## Material for this task
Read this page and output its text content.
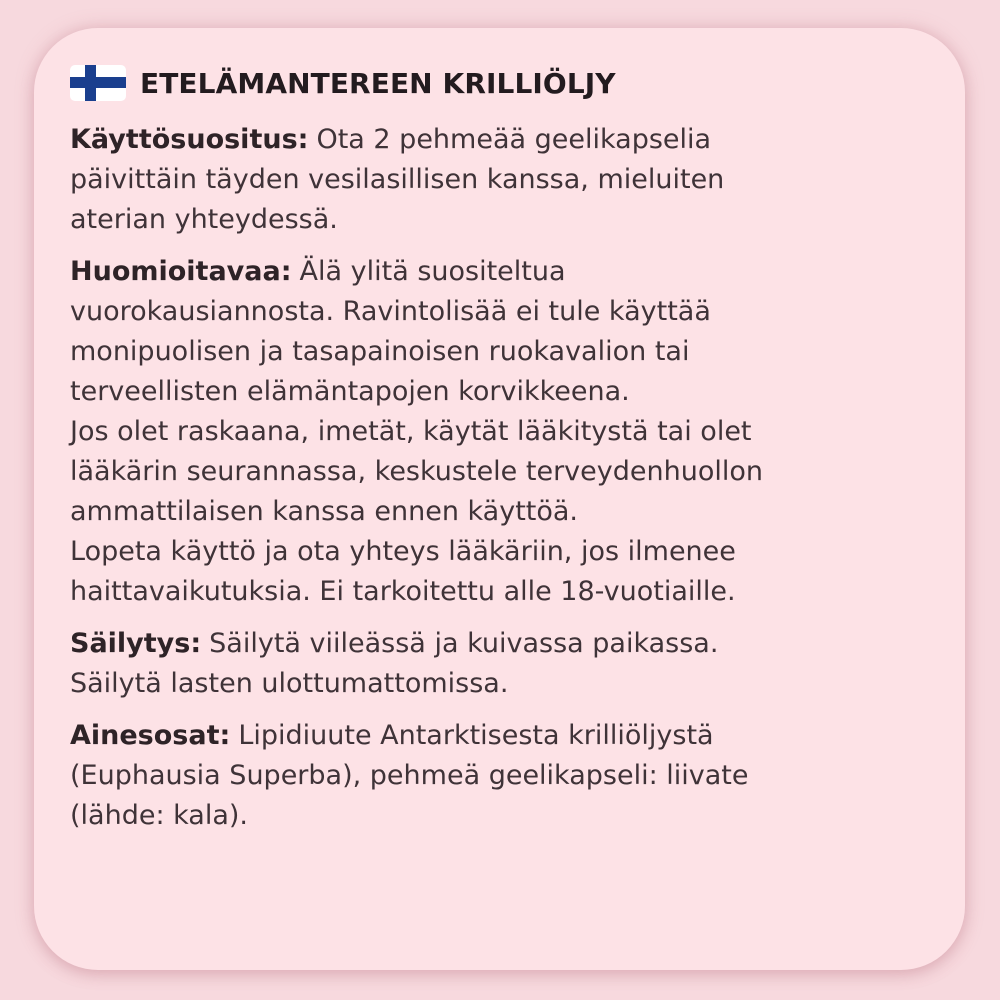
ETELÄMANTEREEN KRILLIÖLJY
Käyttösuositus: Ota 2 pehmeää geelikapselia
päivittäin täyden vesilasillisen kanssa, mieluiten
aterian yhteydessä.
Huomioitavaa: Älä ylitä suositeltua
vuorokausiannosta. Ravintolisää ei tule käyttää
monipuolisen ja tasapainoisen ruokavalion tai
terveellisten elämäntapojen korvikkeena.
Jos olet raskaana, imetät, käytät lääkitystä tai olet
lääkärin seurannassa, keskustele terveydenhuollon
ammattilaisen kanssa ennen käyttöä.
Lopeta käyttö ja ota yhteys lääkäriin, jos ilmenee
haittavaikutuksia. Ei tarkoitettu alle 18-vuotiaille.
Säilytys: Säilytä viileässä ja kuivassa paikassa.
Säilytä lasten ulottumattomissa.
Ainesosat: Lipidiuute Antarktisesta krilliöljystä
(Euphausia Superba), pehmeä geelikapseli: liivate
(lähde: kala).
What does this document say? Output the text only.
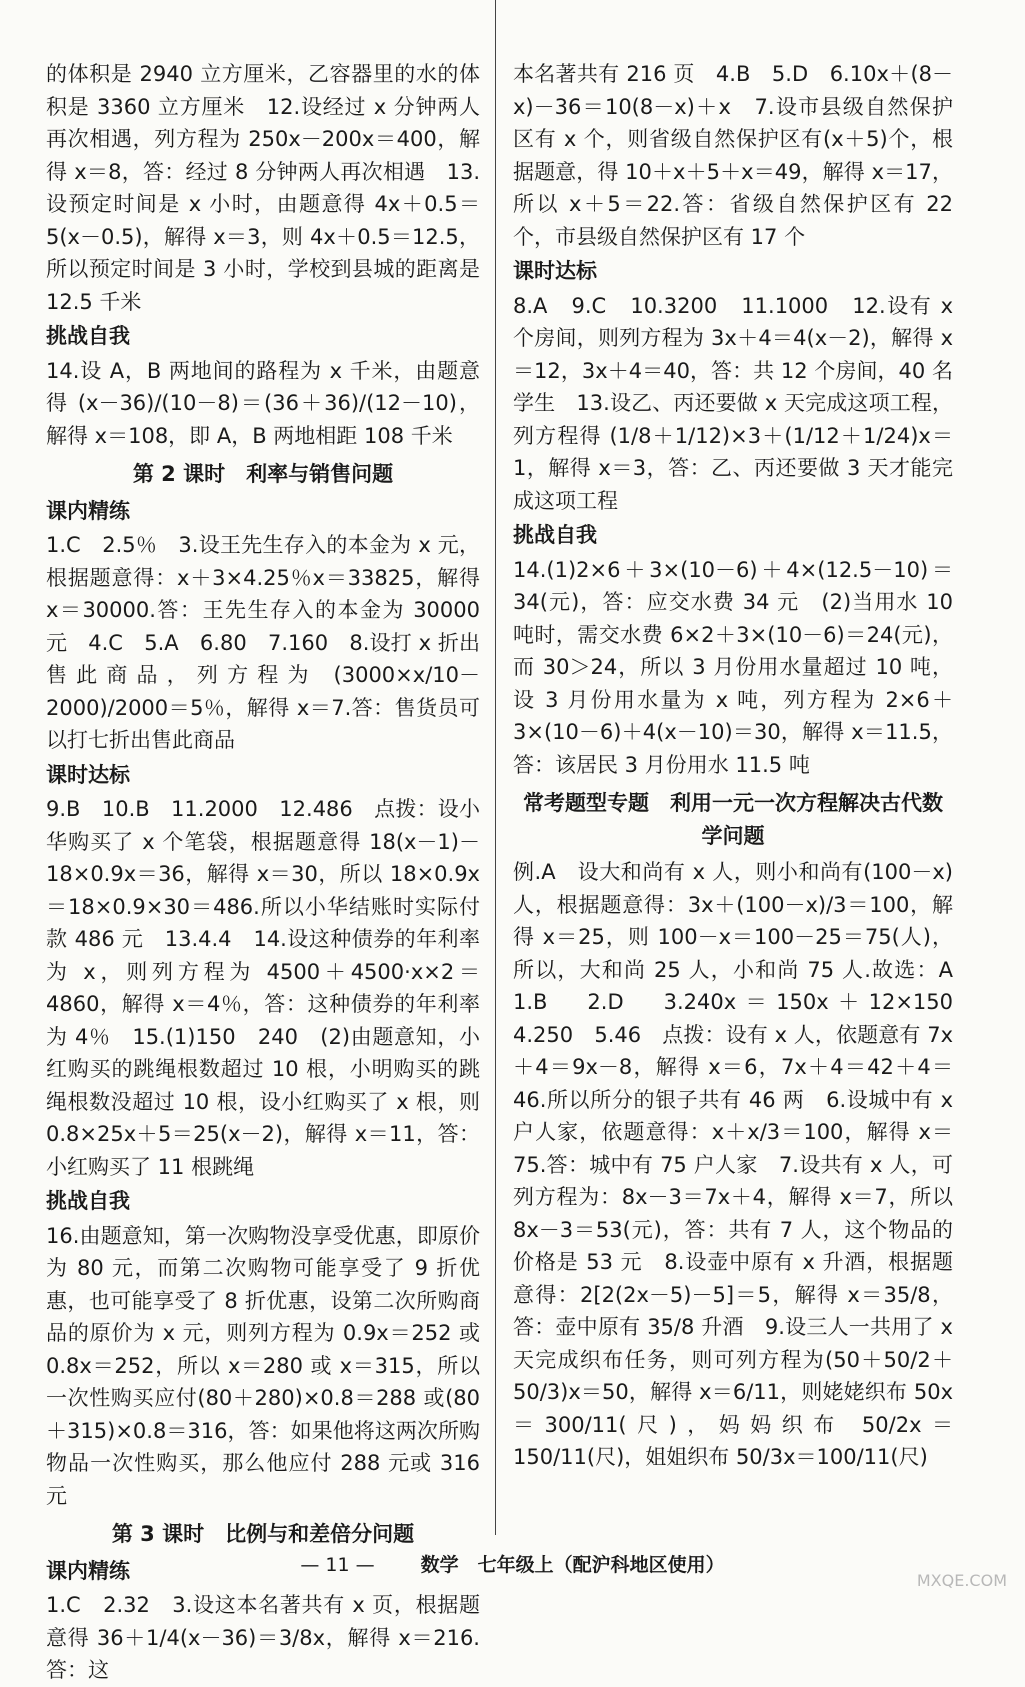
的体积是 2940 立方厘米，乙容器里的水的体积是 3360 立方厘米　12.设经过 x 分钟两人再次相遇，列方程为 250x－200x＝400，解得 x＝8，答：经过 8 分钟两人再次相遇　13.设预定时间是 x 小时，由题意得 4x＋0.5＝5(x－0.5)，解得 x＝3，则 4x＋0.5＝12.5，所以预定时间是 3 小时，学校到县城的距离是 12.5 千米
挑战自我
14.设 A，B 两地间的路程为 x 千米，由题意得 (x－36)/(10－8)＝(36＋36)/(12－10)，解得 x＝108，即 A，B 两地相距 108 千米
第 2 课时　利率与销售问题
课内精练
1.C　2.5％　3.设王先生存入的本金为 x 元，根据题意得：x＋3×4.25％x＝33825，解得 x＝30000.答：王先生存入的本金为 30000 元　4.C　5.A　6.80　7.160　8.设打 x 折出售此商品，列方程为 (3000×x/10－2000)/2000＝5％，解得 x＝7.答：售货员可以打七折出售此商品
课时达标
9.B　10.B　11.2000　12.486　点拨：设小华购买了 x 个笔袋，根据题意得 18(x－1)－18×0.9x＝36，解得 x＝30，所以 18×0.9x＝18×0.9×30＝486.所以小华结账时实际付款 486 元　13.4.4　14.设这种债券的年利率为 x，则列方程为 4500＋4500·x×2＝4860，解得 x＝4％，答：这种债券的年利率为 4％　15.(1)150　240　(2)由题意知，小红购买的跳绳根数超过 10 根，小明购买的跳绳根数没超过 10 根，设小红购买了 x 根，则 0.8×25x＋5＝25(x－2)，解得 x＝11，答：小红购买了 11 根跳绳
挑战自我
16.由题意知，第一次购物没享受优惠，即原价为 80 元，而第二次购物可能享受了 9 折优惠，也可能享受了 8 折优惠，设第二次所购商品的原价为 x 元，则列方程为 0.9x＝252 或 0.8x＝252，所以 x＝280 或 x＝315，所以一次性购买应付(80＋280)×0.8＝288 或(80＋315)×0.8＝316，答：如果他将这两次所购物品一次性购买，那么他应付 288 元或 316 元
第 3 课时　比例与和差倍分问题
课内精练
1.C　2.32　3.设这本名著共有 x 页，根据题意得 36＋1/4(x－36)＝3/8x，解得 x＝216.答：这
本名著共有 216 页　4.B　5.D　6.10x＋(8－x)－36＝10(8－x)＋x　7.设市县级自然保护区有 x 个，则省级自然保护区有(x＋5)个，根据题意，得 10＋x＋5＋x＝49，解得 x＝17，所以 x＋5＝22.答：省级自然保护区有 22 个，市县级自然保护区有 17 个
课时达标
8.A　9.C　10.3200　11.1000　12.设有 x 个房间，则列方程为 3x＋4＝4(x－2)，解得 x＝12，3x＋4＝40，答：共 12 个房间，40 名学生　13.设乙、丙还要做 x 天完成这项工程，列方程得 (1/8＋1/12)×3＋(1/12＋1/24)x＝1，解得 x＝3，答：乙、丙还要做 3 天才能完成这项工程
挑战自我
14.(1)2×6＋3×(10－6)＋4×(12.5－10)＝34(元)，答：应交水费 34 元　(2)当用水 10 吨时，需交水费 6×2＋3×(10－6)＝24(元)，而 30＞24，所以 3 月份用水量超过 10 吨，设 3 月份用水量为 x 吨，列方程为 2×6＋3×(10－6)＋4(x－10)＝30，解得 x＝11.5，答：该居民 3 月份用水 11.5 吨
常考题型专题　利用一元一次方程解决古代数学问题
例.A　设大和尚有 x 人，则小和尚有(100－x)人，根据题意得：3x＋(100－x)/3＝100，解得 x＝25，则 100－x＝100－25＝75(人)，所以，大和尚 25 人，小和尚 75 人.故选：A　1.B　2.D　3.240x＝150x＋12×150　4.250　5.46　点拨：设有 x 人，依题意有 7x＋4＝9x－8，解得 x＝6，7x＋4＝42＋4＝46.所以所分的银子共有 46 两　6.设城中有 x 户人家，依题意得：x＋x/3＝100，解得 x＝75.答：城中有 75 户人家　7.设共有 x 人，可列方程为：8x－3＝7x＋4，解得 x＝7，所以 8x－3＝53(元)，答：共有 7 人，这个物品的价格是 53 元　8.设壶中原有 x 升酒，根据题意得：2[2(2x－5)－5]＝5，解得 x＝35/8，答：壶中原有 35/8 升酒　9.设三人一共用了 x 天完成织布任务，则可列方程为(50＋50/2＋50/3)x＝50，解得 x＝6/11，则姥姥织布 50x＝300/11(尺)，妈妈织布 50/2x＝150/11(尺)，姐姐织布 50/3x＝100/11(尺)
— 11 — 数学　七年级上（配沪科地区使用）
MXQE.COM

## Task to complete
Reproduce the data above in full, exactly as it is, with the pictures left out.

## Full answer
Read this page and output its text content.
ETELÄMANTEREEN KRILLIÖLJY
Käyttösuositus: Ota 2 pehmeää geelikapselia
päivittäin täyden vesilasillisen kanssa, mieluiten
aterian yhteydessä.
Huomioitavaa: Älä ylitä suositeltua
vuorokausiannosta. Ravintolisää ei tule käyttää
monipuolisen ja tasapainoisen ruokavalion tai
terveellisten elämäntapojen korvikkeena.
Jos olet raskaana, imetät, käytät lääkitystä tai olet
lääkärin seurannassa, keskustele terveydenhuollon
ammattilaisen kanssa ennen käyttöä.
Lopeta käyttö ja ota yhteys lääkäriin, jos ilmenee
haittavaikutuksia. Ei tarkoitettu alle 18-vuotiaille.
Säilytys: Säilytä viileässä ja kuivassa paikassa.
Säilytä lasten ulottumattomissa.
Ainesosat: Lipidiuute Antarktisesta krilliöljystä
(Euphausia Superba), pehmeä geelikapseli: liivate
(lähde: kala).
What does this document say? Output the text only.
的体积是 2940 立方厘米，乙容器里的水的体积是 3360 立方厘米　12.设经过 x 分钟两人再次相遇，列方程为 250x－200x＝400，解得 x＝8，答：经过 8 分钟两人再次相遇　13.设预定时间是 x 小时，由题意得 4x＋0.5＝5(x－0.5)，解得 x＝3，则 4x＋0.5＝12.5，所以预定时间是 3 小时，学校到县城的距离是 12.5 千米
挑战自我
14.设 A，B 两地间的路程为 x 千米，由题意得 (x－36)/(10－8)＝(36＋36)/(12－10)，解得 x＝108，即 A，B 两地相距 108 千米
第 2 课时　利率与销售问题
课内精练
1.C　2.5％　3.设王先生存入的本金为 x 元，根据题意得：x＋3×4.25％x＝33825，解得 x＝30000.答：王先生存入的本金为 30000 元　4.C　5.A　6.80　7.160　8.设打 x 折出售此商品，列方程为 (3000×x/10－2000)/2000＝5％，解得 x＝7.答：售货员可以打七折出售此商品
课时达标
9.B　10.B　11.2000　12.486　点拨：设小华购买了 x 个笔袋，根据题意得 18(x－1)－18×0.9x＝36，解得 x＝30，所以 18×0.9x＝18×0.9×30＝486.所以小华结账时实际付款 486 元　13.4.4　14.设这种债券的年利率为 x，则列方程为 4500＋4500·x×2＝4860，解得 x＝4％，答：这种债券的年利率为 4％　15.(1)150　240　(2)由题意知，小红购买的跳绳根数超过 10 根，小明购买的跳绳根数没超过 10 根，设小红购买了 x 根，则 0.8×25x＋5＝25(x－2)，解得 x＝11，答：小红购买了 11 根跳绳
挑战自我
16.由题意知，第一次购物没享受优惠，即原价为 80 元，而第二次购物可能享受了 9 折优惠，也可能享受了 8 折优惠，设第二次所购商品的原价为 x 元，则列方程为 0.9x＝252 或 0.8x＝252，所以 x＝280 或 x＝315，所以一次性购买应付(80＋280)×0.8＝288 或(80＋315)×0.8＝316，答：如果他将这两次所购物品一次性购买，那么他应付 288 元或 316 元
第 3 课时　比例与和差倍分问题
课内精练
1.C　2.32　3.设这本名著共有 x 页，根据题意得 36＋1/4(x－36)＝3/8x，解得 x＝216.答：这
本名著共有 216 页　4.B　5.D　6.10x＋(8－x)－36＝10(8－x)＋x　7.设市县级自然保护区有 x 个，则省级自然保护区有(x＋5)个，根据题意，得 10＋x＋5＋x＝49，解得 x＝17，所以 x＋5＝22.答：省级自然保护区有 22 个，市县级自然保护区有 17 个
课时达标
8.A　9.C　10.3200　11.1000　12.设有 x 个房间，则列方程为 3x＋4＝4(x－2)，解得 x＝12，3x＋4＝40，答：共 12 个房间，40 名学生　13.设乙、丙还要做 x 天完成这项工程，列方程得 (1/8＋1/12)×3＋(1/12＋1/24)x＝1，解得 x＝3，答：乙、丙还要做 3 天才能完成这项工程
挑战自我
14.(1)2×6＋3×(10－6)＋4×(12.5－10)＝34(元)，答：应交水费 34 元　(2)当用水 10 吨时，需交水费 6×2＋3×(10－6)＝24(元)，而 30＞24，所以 3 月份用水量超过 10 吨，设 3 月份用水量为 x 吨，列方程为 2×6＋3×(10－6)＋4(x－10)＝30，解得 x＝11.5，答：该居民 3 月份用水 11.5 吨
常考题型专题　利用一元一次方程解决古代数学问题
例.A　设大和尚有 x 人，则小和尚有(100－x)人，根据题意得：3x＋(100－x)/3＝100，解得 x＝25，则 100－x＝100－25＝75(人)，所以，大和尚 25 人，小和尚 75 人.故选：A　1.B　2.D　3.240x＝150x＋12×150　4.250　5.46　点拨：设有 x 人，依题意有 7x＋4＝9x－8，解得 x＝6，7x＋4＝42＋4＝46.所以所分的银子共有 46 两　6.设城中有 x 户人家，依题意得：x＋x/3＝100，解得 x＝75.答：城中有 75 户人家　7.设共有 x 人，可列方程为：8x－3＝7x＋4，解得 x＝7，所以 8x－3＝53(元)，答：共有 7 人，这个物品的价格是 53 元　8.设壶中原有 x 升酒，根据题意得：2[2(2x－5)－5]＝5，解得 x＝35/8，答：壶中原有 35/8 升酒　9.设三人一共用了 x 天完成织布任务，则可列方程为(50＋50/2＋50/3)x＝50，解得 x＝6/11，则姥姥织布 50x＝300/11(尺)，妈妈织布 50/2x＝150/11(尺)，姐姐织布 50/3x＝100/11(尺)
— 11 — 数学　七年级上（配沪科地区使用）
MXQE.COM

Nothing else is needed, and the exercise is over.